Set down every entry again word for word, please, but skip the pictures.

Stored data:
*-*-*

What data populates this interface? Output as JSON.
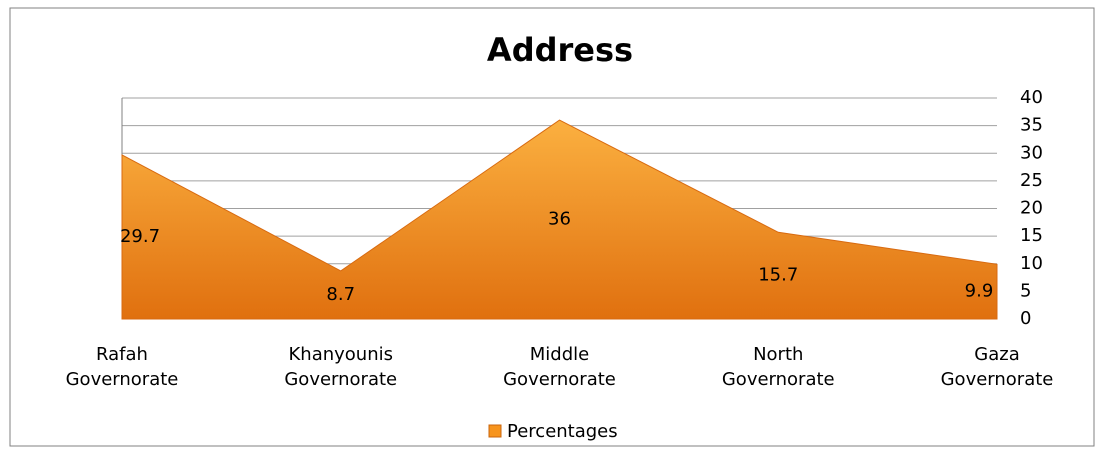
{
  "chart_data": {
    "type": "area",
    "title": "Address",
    "categories": [
      "Rafah Governorate",
      "Khanyounis Governorate",
      "Middle Governorate",
      "North Governorate",
      "Gaza Governorate"
    ],
    "series": [
      {
        "name": "Percentages",
        "color": "#f7941d",
        "values": [
          29.7,
          8.7,
          36,
          15.7,
          9.9
        ]
      }
    ],
    "ylim": [
      0,
      40
    ],
    "yticks": [
      0,
      5,
      10,
      15,
      20,
      25,
      30,
      35,
      40
    ],
    "grid": true,
    "legend": "bottom"
  }
}
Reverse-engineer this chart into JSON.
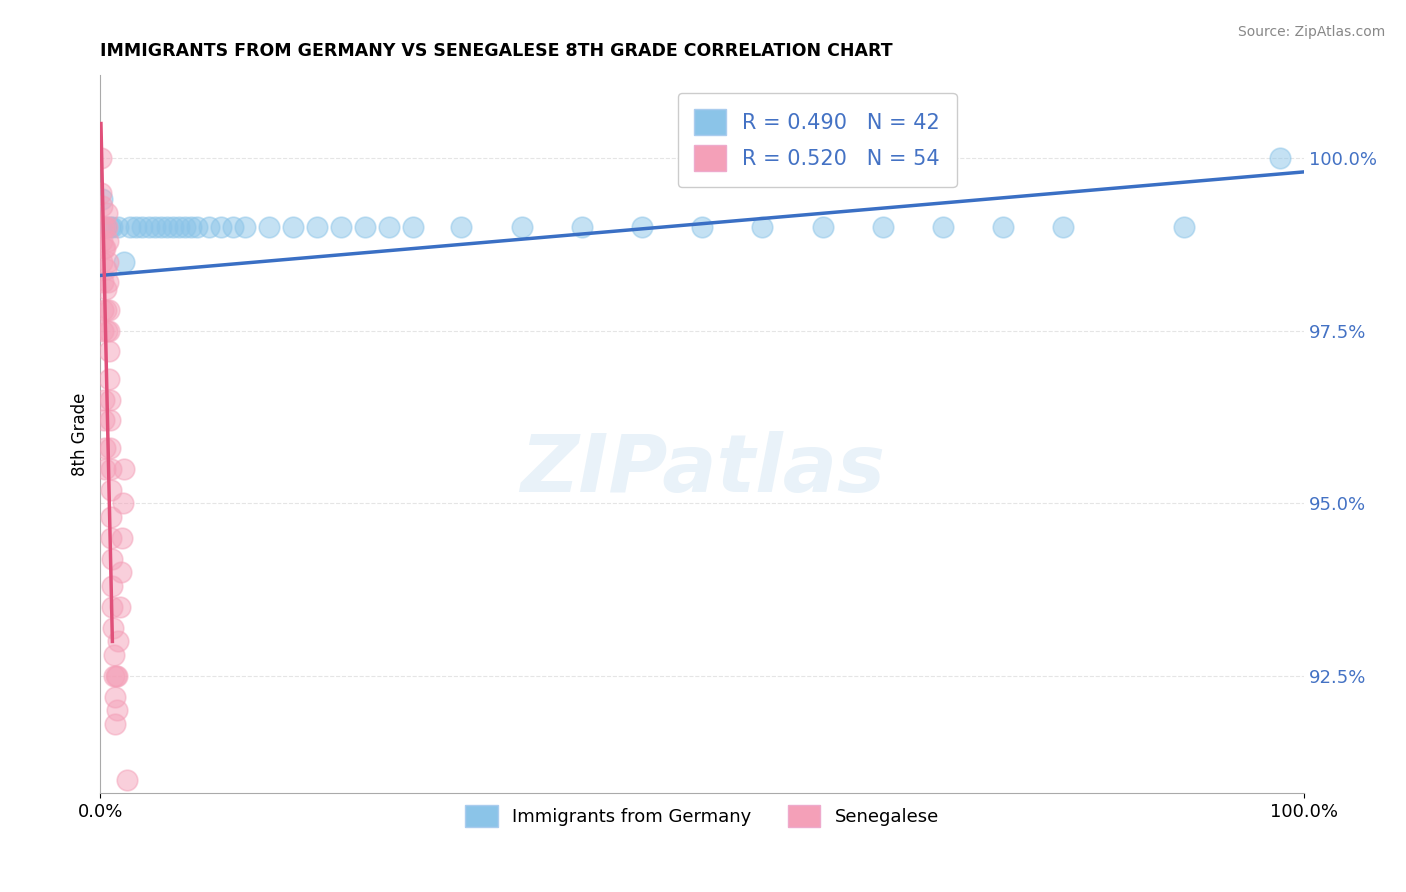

*-*-*

** Solved exercise **
What data populates this interface? Output as JSON.
{
  "chart_data": {
    "type": "area",
    "title": "Address",
    "categories": [
      "Rafah Governorate",
      "Khanyounis Governorate",
      "Middle Governorate",
      "North Governorate",
      "Gaza Governorate"
    ],
    "series": [
      {
        "name": "Percentages",
        "color": "#f7941d",
        "values": [
          29.7,
          8.7,
          36,
          15.7,
          9.9
        ]
      }
    ],
    "ylim": [
      0,
      40
    ],
    "yticks": [
      0,
      5,
      10,
      15,
      20,
      25,
      30,
      35,
      40
    ],
    "grid": true,
    "legend": "bottom"
  }
}
Reverse-engineer this chart into JSON.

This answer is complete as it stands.